Set task: Find the lines that hold the word "dashed" and return them.

--------------------------------

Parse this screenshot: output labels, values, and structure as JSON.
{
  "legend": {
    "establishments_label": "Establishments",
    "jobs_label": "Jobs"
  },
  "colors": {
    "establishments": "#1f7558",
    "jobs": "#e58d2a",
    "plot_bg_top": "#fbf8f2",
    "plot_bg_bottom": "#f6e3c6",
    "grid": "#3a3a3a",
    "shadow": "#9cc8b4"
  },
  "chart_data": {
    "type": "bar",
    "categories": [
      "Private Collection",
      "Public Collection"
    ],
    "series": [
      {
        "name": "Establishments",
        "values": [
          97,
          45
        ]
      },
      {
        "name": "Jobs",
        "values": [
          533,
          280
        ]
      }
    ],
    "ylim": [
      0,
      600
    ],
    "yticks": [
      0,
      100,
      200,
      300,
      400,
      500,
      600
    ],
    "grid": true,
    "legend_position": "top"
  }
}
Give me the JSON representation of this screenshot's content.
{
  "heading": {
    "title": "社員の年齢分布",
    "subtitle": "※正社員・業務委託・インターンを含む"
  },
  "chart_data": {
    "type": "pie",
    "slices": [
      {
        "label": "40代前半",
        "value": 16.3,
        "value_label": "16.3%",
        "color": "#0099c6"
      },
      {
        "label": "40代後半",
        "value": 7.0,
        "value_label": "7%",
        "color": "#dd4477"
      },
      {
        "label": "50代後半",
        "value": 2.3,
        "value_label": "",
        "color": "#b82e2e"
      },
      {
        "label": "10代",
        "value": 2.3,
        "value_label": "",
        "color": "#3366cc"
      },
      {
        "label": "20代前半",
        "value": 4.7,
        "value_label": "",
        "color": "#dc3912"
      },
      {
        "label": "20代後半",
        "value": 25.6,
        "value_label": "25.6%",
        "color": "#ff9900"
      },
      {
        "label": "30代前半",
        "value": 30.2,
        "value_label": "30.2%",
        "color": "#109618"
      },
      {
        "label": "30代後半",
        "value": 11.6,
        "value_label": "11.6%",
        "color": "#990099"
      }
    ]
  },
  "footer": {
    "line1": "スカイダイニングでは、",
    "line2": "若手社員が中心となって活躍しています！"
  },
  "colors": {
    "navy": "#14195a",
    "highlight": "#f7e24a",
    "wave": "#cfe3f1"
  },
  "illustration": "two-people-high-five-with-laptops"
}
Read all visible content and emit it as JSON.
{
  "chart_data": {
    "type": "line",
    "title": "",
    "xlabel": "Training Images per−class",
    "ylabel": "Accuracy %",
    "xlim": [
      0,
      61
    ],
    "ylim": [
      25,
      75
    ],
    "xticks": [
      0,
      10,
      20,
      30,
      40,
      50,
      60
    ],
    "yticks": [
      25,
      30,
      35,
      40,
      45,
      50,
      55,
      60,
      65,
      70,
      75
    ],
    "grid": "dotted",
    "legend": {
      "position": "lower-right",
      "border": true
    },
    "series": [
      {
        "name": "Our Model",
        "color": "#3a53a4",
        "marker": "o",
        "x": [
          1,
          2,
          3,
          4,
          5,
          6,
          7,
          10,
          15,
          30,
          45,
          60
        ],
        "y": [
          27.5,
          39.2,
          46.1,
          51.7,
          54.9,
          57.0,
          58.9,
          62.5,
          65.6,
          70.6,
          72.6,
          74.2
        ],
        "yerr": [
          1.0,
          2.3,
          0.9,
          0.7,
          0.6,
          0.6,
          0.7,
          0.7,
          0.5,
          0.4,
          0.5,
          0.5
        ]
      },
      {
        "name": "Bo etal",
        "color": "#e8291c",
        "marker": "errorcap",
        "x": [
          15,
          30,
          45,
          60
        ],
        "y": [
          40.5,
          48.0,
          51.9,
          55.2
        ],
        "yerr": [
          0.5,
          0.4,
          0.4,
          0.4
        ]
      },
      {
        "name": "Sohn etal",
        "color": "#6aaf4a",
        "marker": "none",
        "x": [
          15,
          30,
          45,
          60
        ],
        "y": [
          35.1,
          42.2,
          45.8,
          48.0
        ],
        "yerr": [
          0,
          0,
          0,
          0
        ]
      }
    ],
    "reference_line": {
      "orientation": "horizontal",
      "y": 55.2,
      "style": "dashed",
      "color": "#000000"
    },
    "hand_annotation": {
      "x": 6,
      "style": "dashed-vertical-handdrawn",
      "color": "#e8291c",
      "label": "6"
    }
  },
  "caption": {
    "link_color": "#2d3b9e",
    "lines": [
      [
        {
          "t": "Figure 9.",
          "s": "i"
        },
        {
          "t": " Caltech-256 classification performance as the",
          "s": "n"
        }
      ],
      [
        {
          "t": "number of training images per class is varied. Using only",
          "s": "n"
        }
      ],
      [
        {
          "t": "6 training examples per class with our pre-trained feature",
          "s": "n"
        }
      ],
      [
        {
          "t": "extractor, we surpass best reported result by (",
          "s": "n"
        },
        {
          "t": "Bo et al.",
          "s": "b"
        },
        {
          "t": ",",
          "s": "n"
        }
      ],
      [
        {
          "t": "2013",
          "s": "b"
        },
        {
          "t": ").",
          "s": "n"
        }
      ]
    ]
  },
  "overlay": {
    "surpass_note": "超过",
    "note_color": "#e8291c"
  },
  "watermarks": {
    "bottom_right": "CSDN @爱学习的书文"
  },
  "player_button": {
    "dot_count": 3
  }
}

--------------------------------

The reply:
      "style": "dashed",
      "style": "dashed-vertical-handdrawn",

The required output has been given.